>> Begin DATA FOR PROCESSING

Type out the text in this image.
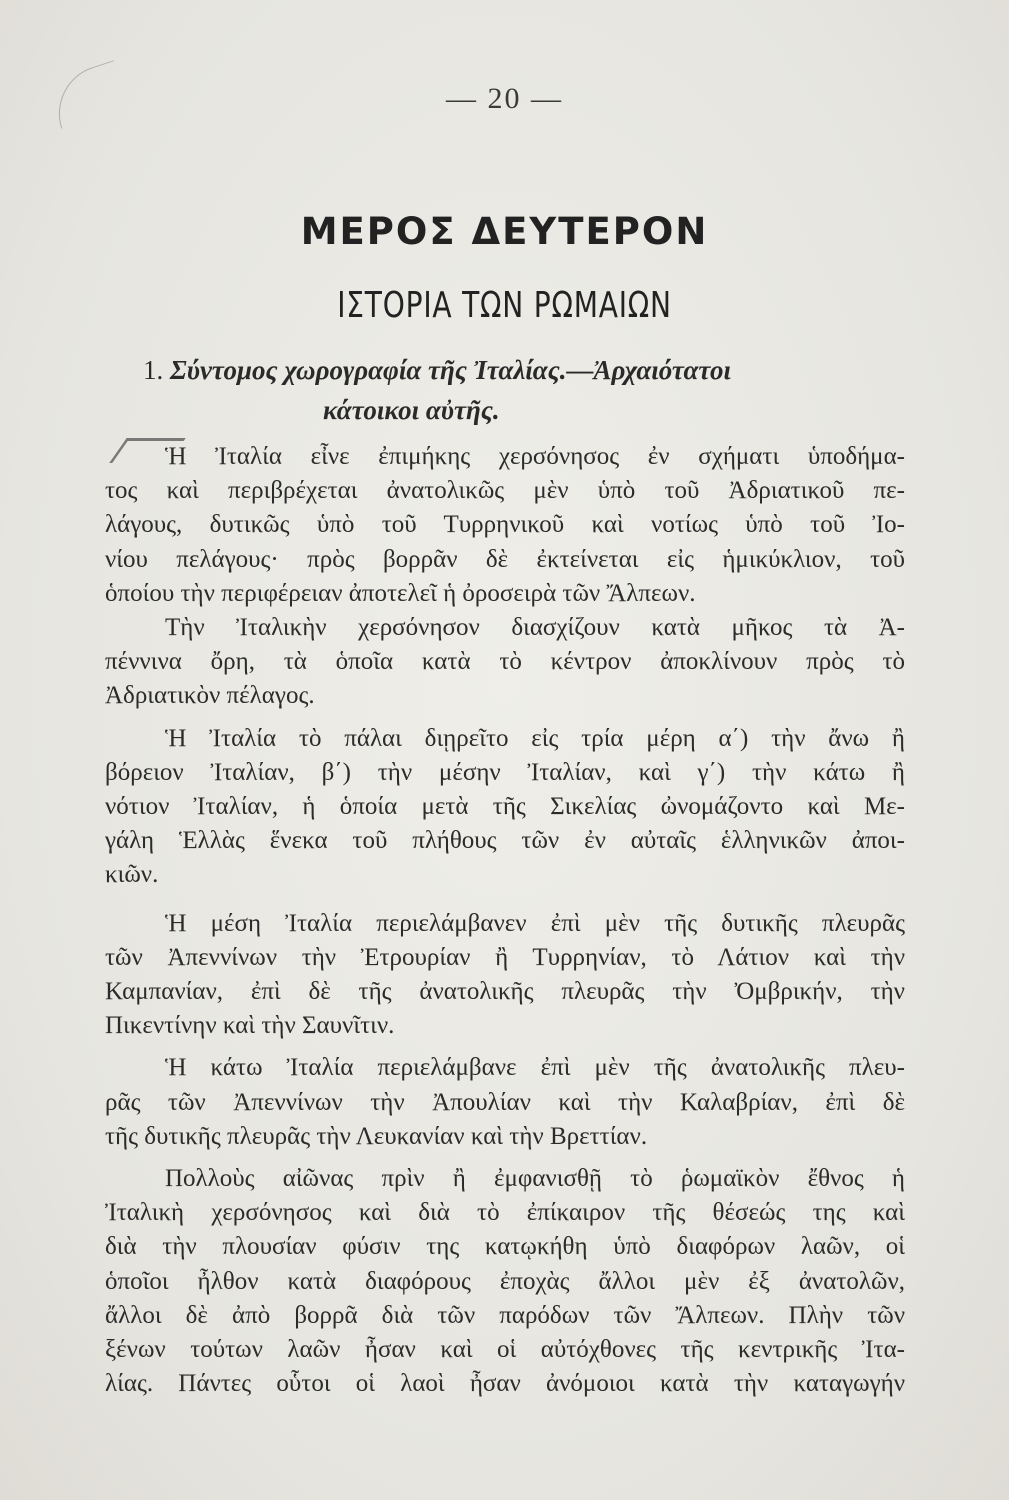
— 20 —
ΜΕΡΟΣ ΔΕΥΤΕΡΟΝ
ΙΣΤΟΡΙΑ ΤΩΝ ΡΩΜΑΙΩΝ
1. Σύντομος χωρογραφία τῆς Ἰταλίας.—Ἀρχαιότατοι
κάτοικοι αὐτῆς.
Ἡ Ἰταλία εἶνε ἐπιμήκης χερσόνησος ἐν σχήματι ὑποδήμα-
τος καὶ περιβρέχεται ἀνατολικῶς μὲν ὑπὸ τοῦ Ἀδριατικοῦ πε-
λάγους, δυτικῶς ὑπὸ τοῦ Τυρρηνικοῦ καὶ νοτίως ὑπὸ τοῦ Ἰο-
νίου πελάγους· πρὸς βορρᾶν δὲ ἐκτείνεται εἰς ἡμικύκλιον, τοῦ
ὁποίου τὴν περιφέρειαν ἀποτελεῖ ἡ ὀροσειρὰ τῶν Ἄλπεων.
Τὴν Ἰταλικὴν χερσόνησον διασχίζουν κατὰ μῆκος τὰ Ἀ-
πέννινα ὄρη, τὰ ὁποῖα κατὰ τὸ κέντρον ἀποκλίνουν πρὸς τὸ
Ἀδριατικὸν πέλαγος.
Ἡ Ἰταλία τὸ πάλαι διῃρεῖτο εἰς τρία μέρη α΄) τὴν ἄνω ἢ
βόρειον Ἰταλίαν, β΄) τὴν μέσην Ἰταλίαν, καὶ γ΄) τὴν κάτω ἢ
νότιον Ἰταλίαν, ἡ ὁποία μετὰ τῆς Σικελίας ὠνομάζοντο καὶ Με-
γάλη Ἑλλὰς ἕνεκα τοῦ πλήθους τῶν ἐν αὐταῖς ἑλληνικῶν ἀποι-
κιῶν.
Ἡ μέση Ἰταλία περιελάμβανεν ἐπὶ μὲν τῆς δυτικῆς πλευρᾶς
τῶν Ἀπεννίνων τὴν Ἐτρουρίαν ἢ Τυρρηνίαν, τὸ Λάτιον καὶ τὴν
Καμπανίαν, ἐπὶ δὲ τῆς ἀνατολικῆς πλευρᾶς τὴν Ὀμβρικήν, τὴν
Πικεντίνην καὶ τὴν Σαυνῖτιν.
Ἡ κάτω Ἰταλία περιελάμβανε ἐπὶ μὲν τῆς ἀνατολικῆς πλευ-
ρᾶς τῶν Ἀπεννίνων τὴν Ἀπουλίαν καὶ τὴν Καλαβρίαν, ἐπὶ δὲ
τῆς δυτικῆς πλευρᾶς τὴν Λευκανίαν καὶ τὴν Βρεττίαν.
Πολλοὺς αἰῶνας πρὶν ἢ ἐμφανισθῇ τὸ ῥωμαϊκὸν ἔθνος ἡ
Ἰταλικὴ χερσόνησος καὶ διὰ τὸ ἐπίκαιρον τῆς θέσεώς της καὶ
διὰ τὴν πλουσίαν φύσιν της κατῳκήθη ὑπὸ διαφόρων λαῶν, οἱ
ὁποῖοι ἦλθον κατὰ διαφόρους ἐποχὰς ἄλλοι μὲν ἐξ ἀνατολῶν,
ἄλλοι δὲ ἀπὸ βορρᾶ διὰ τῶν παρόδων τῶν Ἄλπεων. Πλὴν τῶν
ξένων τούτων λαῶν ἦσαν καὶ οἱ αὐτόχθονες τῆς κεντρικῆς Ἰτα-
λίας. Πάντες οὗτοι οἱ λαοὶ ἦσαν ἀνόμοιοι κατὰ τὴν καταγωγήν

>> End DATA FOR PROCESSING

### WHAT IS BEING ASKED
Copy out all of the material exactly as written, without its pictures.

### ANSWER TO THIS EXERCISE
Type out the text in this image.
— 20 —
ΜΕΡΟΣ ΔΕΥΤΕΡΟΝ
ΙΣΤΟΡΙΑ ΤΩΝ ΡΩΜΑΙΩΝ
1. Σύντομος χωρογραφία τῆς Ἰταλίας.—Ἀρχαιότατοι
κάτοικοι αὐτῆς.
Ἡ Ἰταλία εἶνε ἐπιμήκης χερσόνησος ἐν σχήματι ὑποδήμα-
τος καὶ περιβρέχεται ἀνατολικῶς μὲν ὑπὸ τοῦ Ἀδριατικοῦ πε-
λάγους, δυτικῶς ὑπὸ τοῦ Τυρρηνικοῦ καὶ νοτίως ὑπὸ τοῦ Ἰο-
νίου πελάγους· πρὸς βορρᾶν δὲ ἐκτείνεται εἰς ἡμικύκλιον, τοῦ
ὁποίου τὴν περιφέρειαν ἀποτελεῖ ἡ ὀροσειρὰ τῶν Ἄλπεων.
Τὴν Ἰταλικὴν χερσόνησον διασχίζουν κατὰ μῆκος τὰ Ἀ-
πέννινα ὄρη, τὰ ὁποῖα κατὰ τὸ κέντρον ἀποκλίνουν πρὸς τὸ
Ἀδριατικὸν πέλαγος.
Ἡ Ἰταλία τὸ πάλαι διῃρεῖτο εἰς τρία μέρη α΄) τὴν ἄνω ἢ
βόρειον Ἰταλίαν, β΄) τὴν μέσην Ἰταλίαν, καὶ γ΄) τὴν κάτω ἢ
νότιον Ἰταλίαν, ἡ ὁποία μετὰ τῆς Σικελίας ὠνομάζοντο καὶ Με-
γάλη Ἑλλὰς ἕνεκα τοῦ πλήθους τῶν ἐν αὐταῖς ἑλληνικῶν ἀποι-
κιῶν.
Ἡ μέση Ἰταλία περιελάμβανεν ἐπὶ μὲν τῆς δυτικῆς πλευρᾶς
τῶν Ἀπεννίνων τὴν Ἐτρουρίαν ἢ Τυρρηνίαν, τὸ Λάτιον καὶ τὴν
Καμπανίαν, ἐπὶ δὲ τῆς ἀνατολικῆς πλευρᾶς τὴν Ὀμβρικήν, τὴν
Πικεντίνην καὶ τὴν Σαυνῖτιν.
Ἡ κάτω Ἰταλία περιελάμβανε ἐπὶ μὲν τῆς ἀνατολικῆς πλευ-
ρᾶς τῶν Ἀπεννίνων τὴν Ἀπουλίαν καὶ τὴν Καλαβρίαν, ἐπὶ δὲ
τῆς δυτικῆς πλευρᾶς τὴν Λευκανίαν καὶ τὴν Βρεττίαν.
Πολλοὺς αἰῶνας πρὶν ἢ ἐμφανισθῇ τὸ ῥωμαϊκὸν ἔθνος ἡ
Ἰταλικὴ χερσόνησος καὶ διὰ τὸ ἐπίκαιρον τῆς θέσεώς της καὶ
διὰ τὴν πλουσίαν φύσιν της κατῳκήθη ὑπὸ διαφόρων λαῶν, οἱ
ὁποῖοι ἦλθον κατὰ διαφόρους ἐποχὰς ἄλλοι μὲν ἐξ ἀνατολῶν,
ἄλλοι δὲ ἀπὸ βορρᾶ διὰ τῶν παρόδων τῶν Ἄλπεων. Πλὴν τῶν
ξένων τούτων λαῶν ἦσαν καὶ οἱ αὐτόχθονες τῆς κεντρικῆς Ἰτα-
λίας. Πάντες οὗτοι οἱ λαοὶ ἦσαν ἀνόμοιοι κατὰ τὴν καταγωγήν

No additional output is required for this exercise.